Problem to solve - Filter the records below and copy every line containing the word "JSON".

^^^^^^^^

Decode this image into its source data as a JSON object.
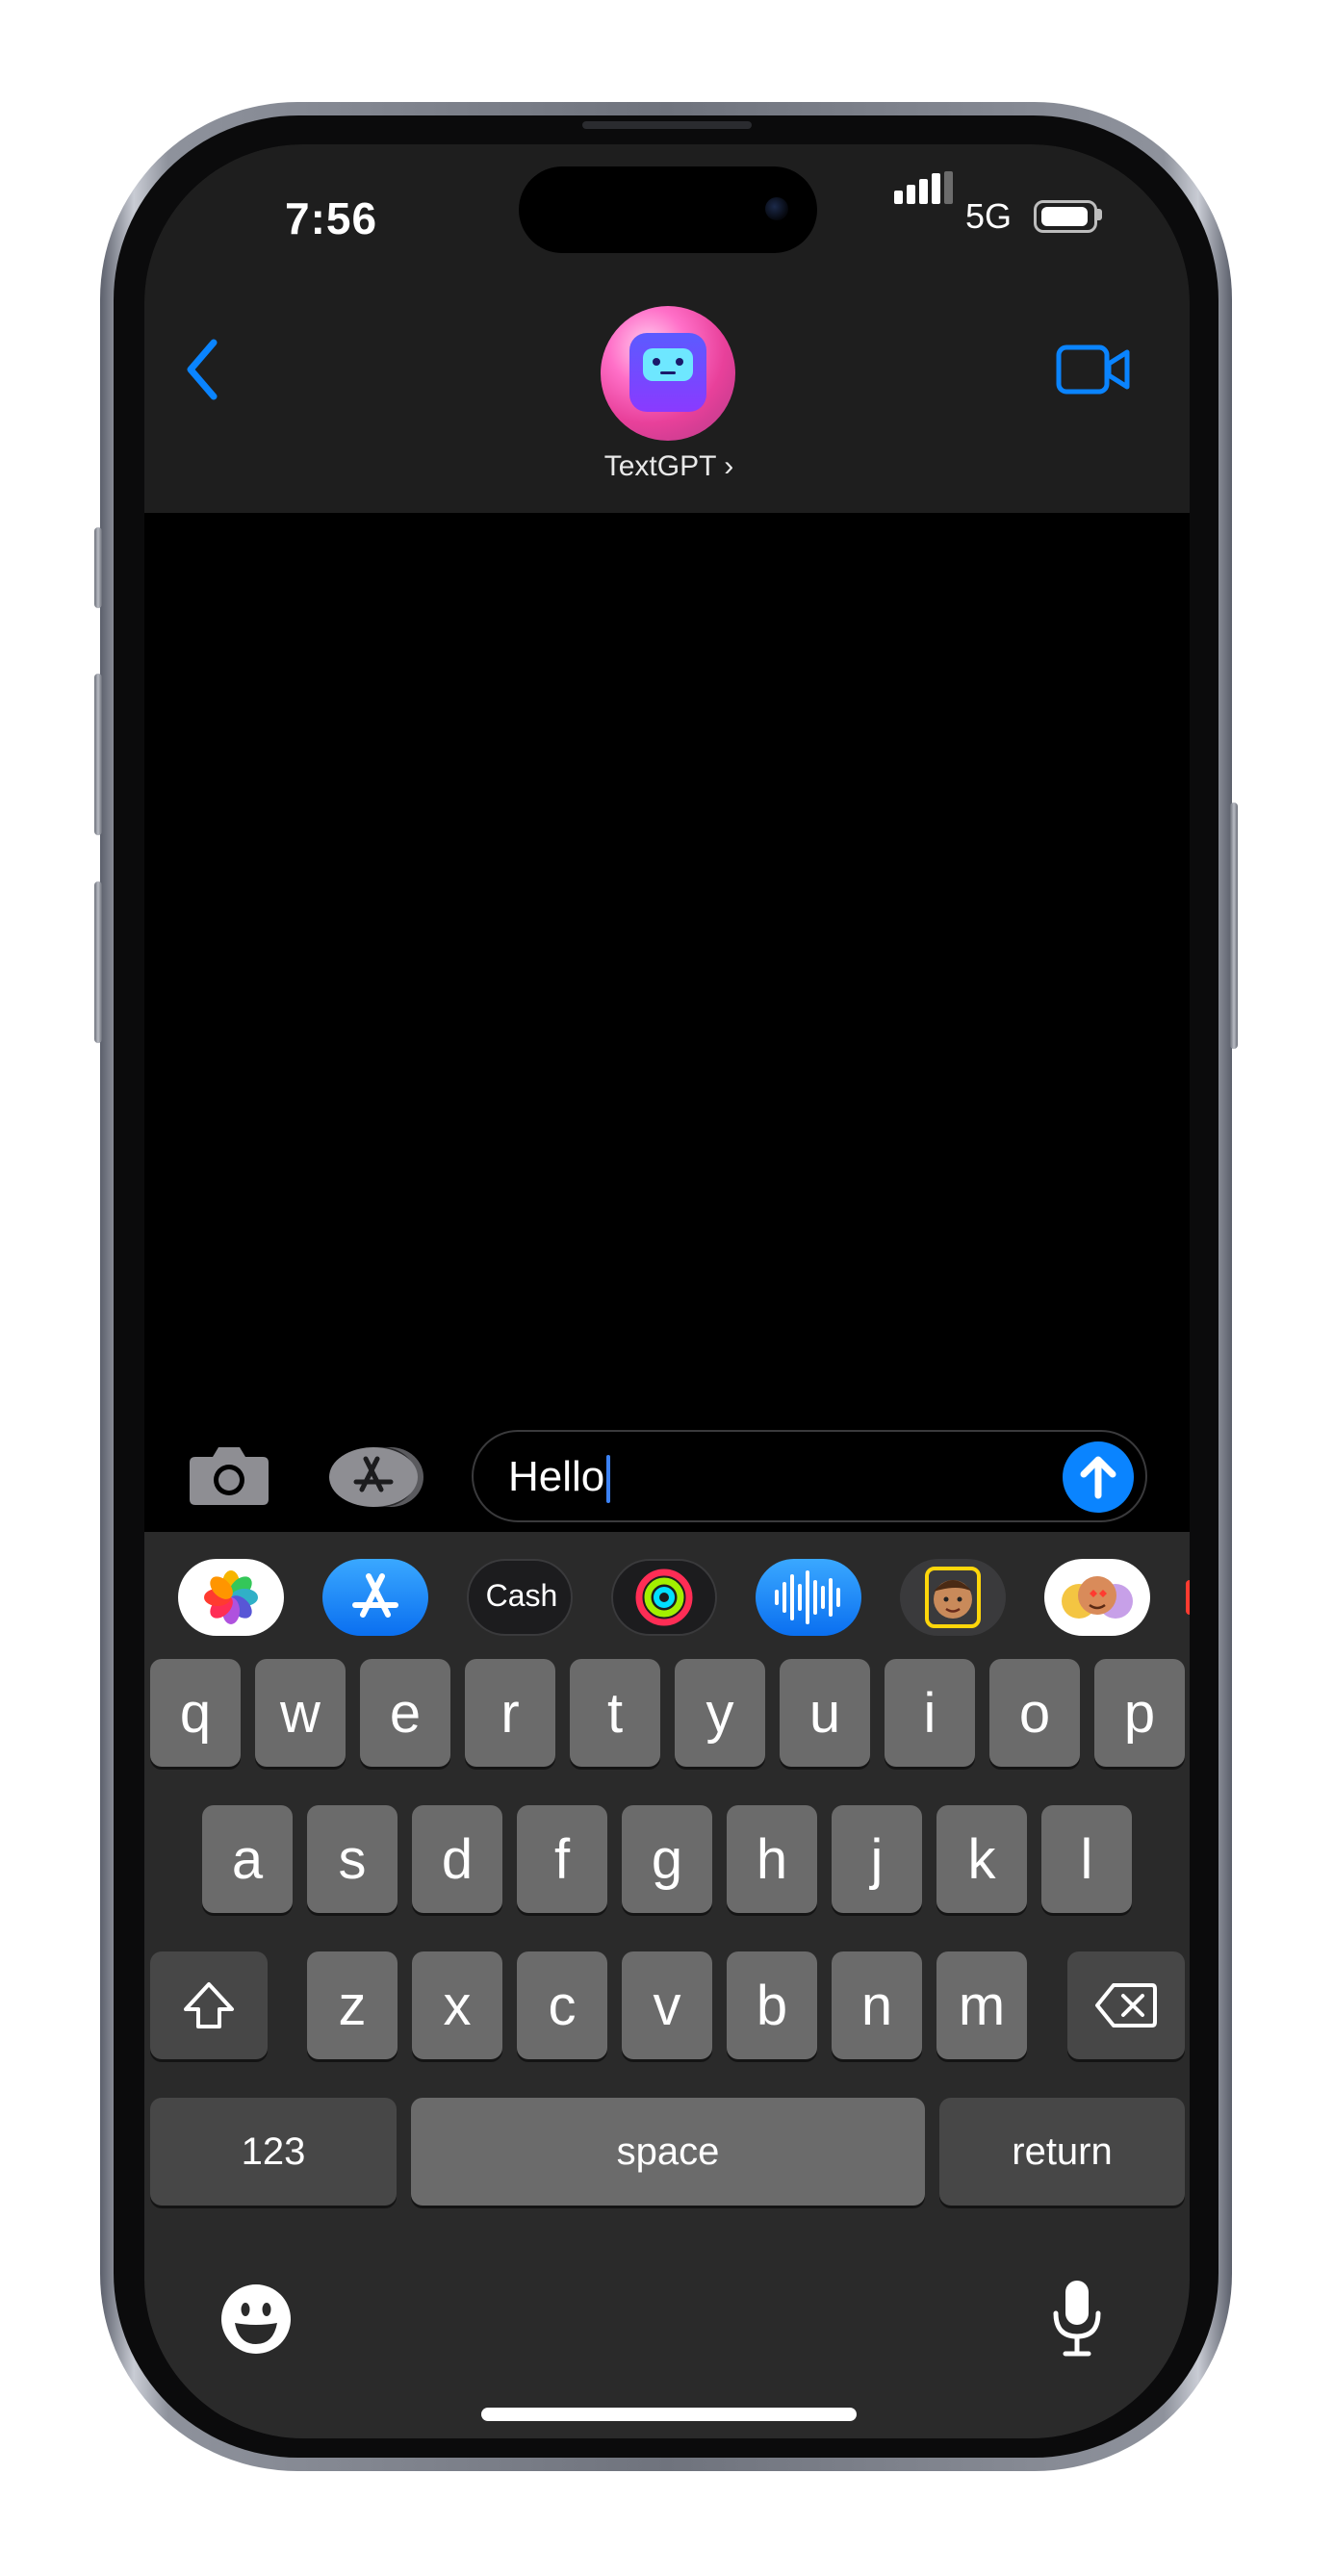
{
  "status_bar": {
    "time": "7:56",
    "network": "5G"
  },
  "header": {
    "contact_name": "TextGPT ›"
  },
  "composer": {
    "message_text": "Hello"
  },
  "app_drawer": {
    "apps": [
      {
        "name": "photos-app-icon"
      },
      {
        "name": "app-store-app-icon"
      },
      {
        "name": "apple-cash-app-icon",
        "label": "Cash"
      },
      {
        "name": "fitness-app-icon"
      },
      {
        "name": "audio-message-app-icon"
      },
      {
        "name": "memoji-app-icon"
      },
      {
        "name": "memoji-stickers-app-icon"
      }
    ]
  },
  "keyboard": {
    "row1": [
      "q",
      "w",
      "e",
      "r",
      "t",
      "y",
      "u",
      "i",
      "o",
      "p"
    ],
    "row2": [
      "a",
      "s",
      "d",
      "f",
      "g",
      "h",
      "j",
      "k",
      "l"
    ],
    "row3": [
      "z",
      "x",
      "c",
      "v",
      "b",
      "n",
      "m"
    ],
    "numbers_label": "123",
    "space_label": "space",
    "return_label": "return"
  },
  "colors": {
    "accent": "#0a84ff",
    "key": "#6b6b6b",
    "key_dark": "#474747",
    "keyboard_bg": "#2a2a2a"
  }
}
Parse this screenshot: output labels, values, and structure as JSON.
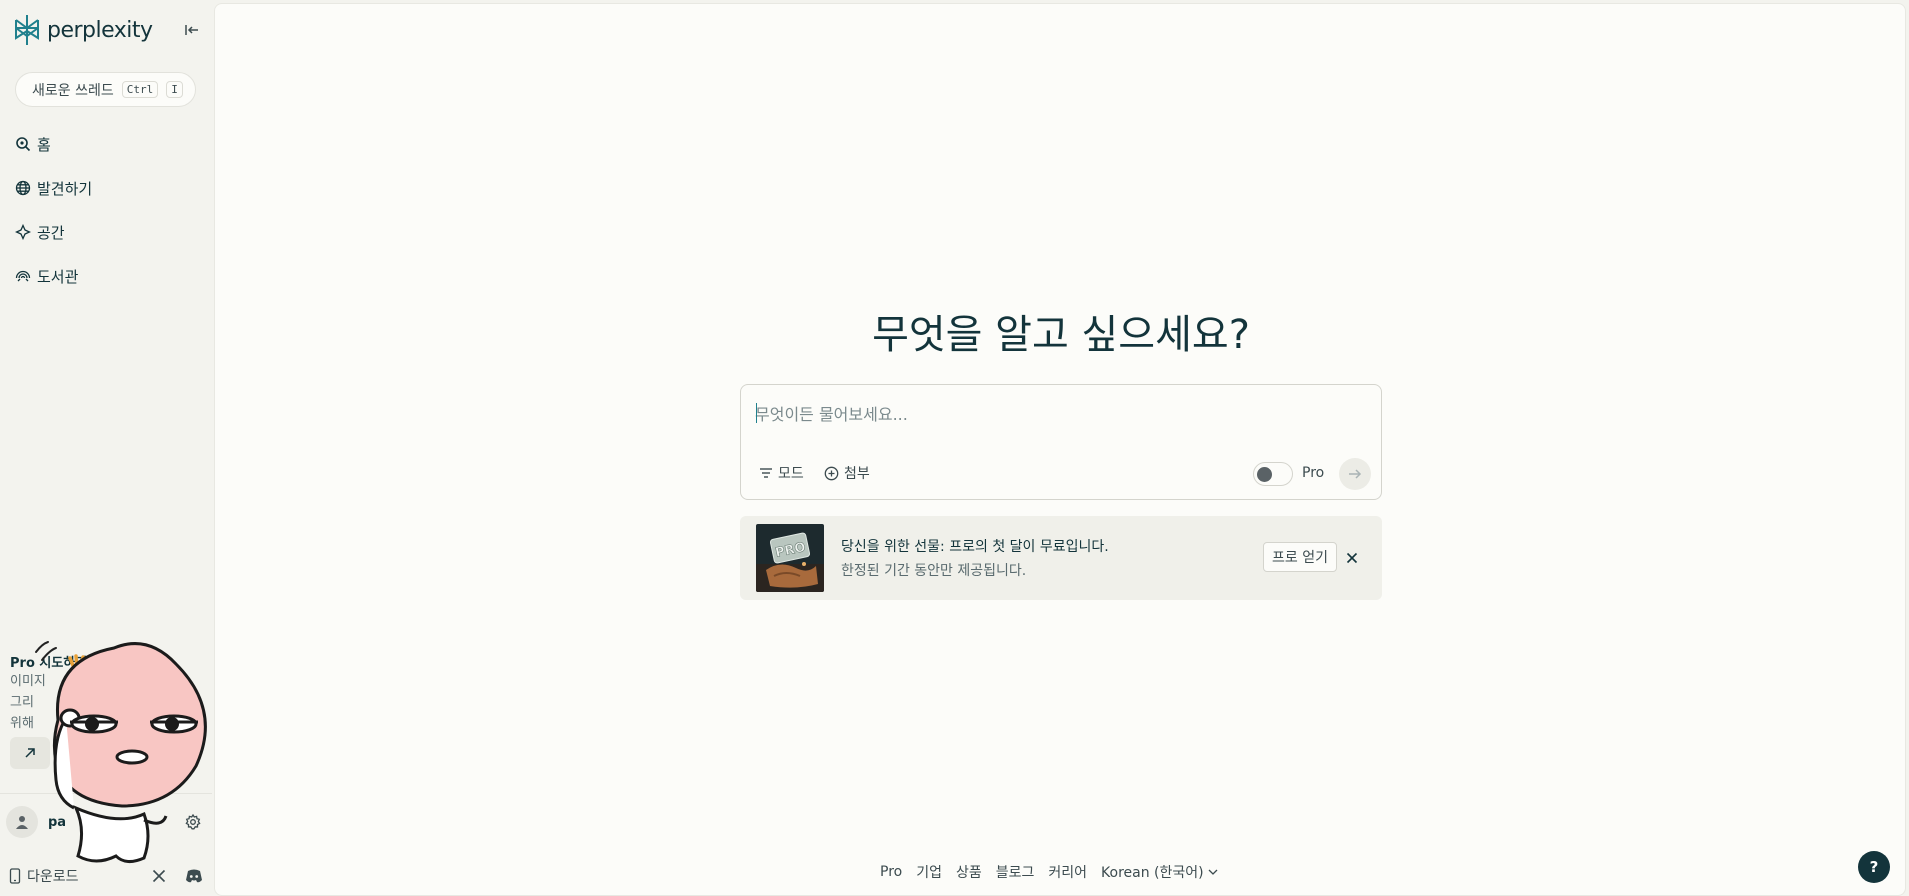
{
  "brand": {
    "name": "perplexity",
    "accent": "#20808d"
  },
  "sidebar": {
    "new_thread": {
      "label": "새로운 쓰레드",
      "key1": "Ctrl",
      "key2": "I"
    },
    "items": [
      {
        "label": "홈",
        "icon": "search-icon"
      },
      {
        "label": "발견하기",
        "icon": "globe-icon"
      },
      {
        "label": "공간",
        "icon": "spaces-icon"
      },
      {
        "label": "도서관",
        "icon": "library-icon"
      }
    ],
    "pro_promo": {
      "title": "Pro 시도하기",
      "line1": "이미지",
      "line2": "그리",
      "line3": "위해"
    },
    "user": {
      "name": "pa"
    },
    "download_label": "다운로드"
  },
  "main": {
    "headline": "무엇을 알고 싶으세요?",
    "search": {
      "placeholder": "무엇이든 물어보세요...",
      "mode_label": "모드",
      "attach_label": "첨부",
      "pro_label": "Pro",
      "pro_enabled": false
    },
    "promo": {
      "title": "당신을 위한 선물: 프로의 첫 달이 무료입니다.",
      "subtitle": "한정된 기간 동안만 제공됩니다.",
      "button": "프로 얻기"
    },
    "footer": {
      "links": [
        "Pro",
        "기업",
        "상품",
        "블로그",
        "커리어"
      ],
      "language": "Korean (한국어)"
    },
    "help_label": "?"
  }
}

^^^^^^^^

Solution to this problem -
Decode this image into its source data as a JSON object.
Parse this screenshot: output labels, values, and structure as JSON.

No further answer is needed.